** BEGIN Supplied material **

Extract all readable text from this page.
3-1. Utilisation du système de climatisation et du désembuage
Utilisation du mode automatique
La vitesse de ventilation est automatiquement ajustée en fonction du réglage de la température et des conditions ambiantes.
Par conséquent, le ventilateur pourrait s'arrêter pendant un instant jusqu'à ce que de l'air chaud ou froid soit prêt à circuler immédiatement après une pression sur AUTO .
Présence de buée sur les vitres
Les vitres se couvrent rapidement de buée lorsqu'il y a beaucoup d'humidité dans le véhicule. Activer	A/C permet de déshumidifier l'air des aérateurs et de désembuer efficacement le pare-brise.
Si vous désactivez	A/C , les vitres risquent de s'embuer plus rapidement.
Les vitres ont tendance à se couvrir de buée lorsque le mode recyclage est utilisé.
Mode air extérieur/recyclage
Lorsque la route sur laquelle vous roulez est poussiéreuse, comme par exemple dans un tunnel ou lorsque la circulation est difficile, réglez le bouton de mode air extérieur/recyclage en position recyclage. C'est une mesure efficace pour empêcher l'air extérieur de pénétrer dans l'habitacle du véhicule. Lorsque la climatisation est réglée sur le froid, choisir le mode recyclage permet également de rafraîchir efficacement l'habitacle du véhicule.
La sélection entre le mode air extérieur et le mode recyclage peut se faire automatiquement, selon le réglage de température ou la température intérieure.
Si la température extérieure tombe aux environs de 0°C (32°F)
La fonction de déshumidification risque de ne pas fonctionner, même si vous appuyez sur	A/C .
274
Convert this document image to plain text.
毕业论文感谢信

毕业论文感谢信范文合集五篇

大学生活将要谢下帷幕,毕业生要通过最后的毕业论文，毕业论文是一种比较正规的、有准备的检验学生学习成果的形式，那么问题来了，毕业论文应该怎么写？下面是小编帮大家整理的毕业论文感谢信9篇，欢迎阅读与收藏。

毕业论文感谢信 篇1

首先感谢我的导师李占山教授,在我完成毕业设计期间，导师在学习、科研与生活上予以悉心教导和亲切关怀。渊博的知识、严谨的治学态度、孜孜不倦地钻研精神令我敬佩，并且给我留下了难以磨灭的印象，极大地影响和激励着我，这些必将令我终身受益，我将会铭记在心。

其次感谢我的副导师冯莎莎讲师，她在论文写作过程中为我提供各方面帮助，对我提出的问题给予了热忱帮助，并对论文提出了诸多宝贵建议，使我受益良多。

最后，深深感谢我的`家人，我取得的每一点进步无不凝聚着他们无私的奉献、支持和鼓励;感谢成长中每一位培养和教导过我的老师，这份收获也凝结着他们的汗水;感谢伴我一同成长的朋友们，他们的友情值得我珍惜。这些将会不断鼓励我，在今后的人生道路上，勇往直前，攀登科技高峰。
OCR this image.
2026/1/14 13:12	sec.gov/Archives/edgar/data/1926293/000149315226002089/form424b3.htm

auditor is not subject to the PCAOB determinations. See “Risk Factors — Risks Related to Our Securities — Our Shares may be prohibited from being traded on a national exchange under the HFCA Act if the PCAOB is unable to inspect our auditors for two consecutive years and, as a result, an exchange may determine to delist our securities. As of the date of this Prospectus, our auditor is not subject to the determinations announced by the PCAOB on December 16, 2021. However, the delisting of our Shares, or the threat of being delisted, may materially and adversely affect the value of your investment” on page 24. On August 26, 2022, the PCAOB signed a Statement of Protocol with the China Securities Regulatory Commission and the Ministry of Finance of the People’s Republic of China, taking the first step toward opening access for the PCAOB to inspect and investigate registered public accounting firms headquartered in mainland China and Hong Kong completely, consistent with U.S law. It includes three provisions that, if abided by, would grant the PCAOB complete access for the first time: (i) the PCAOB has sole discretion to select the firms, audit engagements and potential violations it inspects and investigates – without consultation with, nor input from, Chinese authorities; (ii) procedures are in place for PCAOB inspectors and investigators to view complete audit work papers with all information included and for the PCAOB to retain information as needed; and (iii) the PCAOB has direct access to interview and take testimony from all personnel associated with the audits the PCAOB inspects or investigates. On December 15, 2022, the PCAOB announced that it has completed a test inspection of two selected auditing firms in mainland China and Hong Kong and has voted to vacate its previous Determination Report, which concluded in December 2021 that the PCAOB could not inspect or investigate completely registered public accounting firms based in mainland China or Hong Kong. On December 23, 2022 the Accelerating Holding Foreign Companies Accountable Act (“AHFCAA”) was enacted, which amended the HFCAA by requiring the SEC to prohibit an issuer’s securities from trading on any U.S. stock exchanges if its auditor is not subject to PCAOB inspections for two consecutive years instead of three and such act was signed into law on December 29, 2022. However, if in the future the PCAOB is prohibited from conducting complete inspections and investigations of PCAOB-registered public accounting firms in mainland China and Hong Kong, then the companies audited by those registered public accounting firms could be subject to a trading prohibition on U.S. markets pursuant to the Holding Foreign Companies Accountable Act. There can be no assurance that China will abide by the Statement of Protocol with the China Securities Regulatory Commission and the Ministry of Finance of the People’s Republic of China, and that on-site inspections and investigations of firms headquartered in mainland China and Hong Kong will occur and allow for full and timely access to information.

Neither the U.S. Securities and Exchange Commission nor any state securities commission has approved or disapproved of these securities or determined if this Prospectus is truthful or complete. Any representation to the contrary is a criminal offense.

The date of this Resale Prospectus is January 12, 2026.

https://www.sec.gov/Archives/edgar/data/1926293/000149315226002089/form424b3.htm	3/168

** END Supplied material **

Given instruction: Copy each line of the records containing the string "vitres".

Answer in full:
Présence de buée sur les vitres
Les vitres se couvrent rapidement de buée lorsqu'il y a beaucoup d'humidité dans le véhicule. Activer	A/C permet de déshumidifier l'air des aérateurs et de désembuer efficacement le pare-brise.
Si vous désactivez	A/C , les vitres risquent de s'embuer plus rapidement.
Les vitres ont tendance à se couvrir de buée lorsque le mode recyclage est utilisé.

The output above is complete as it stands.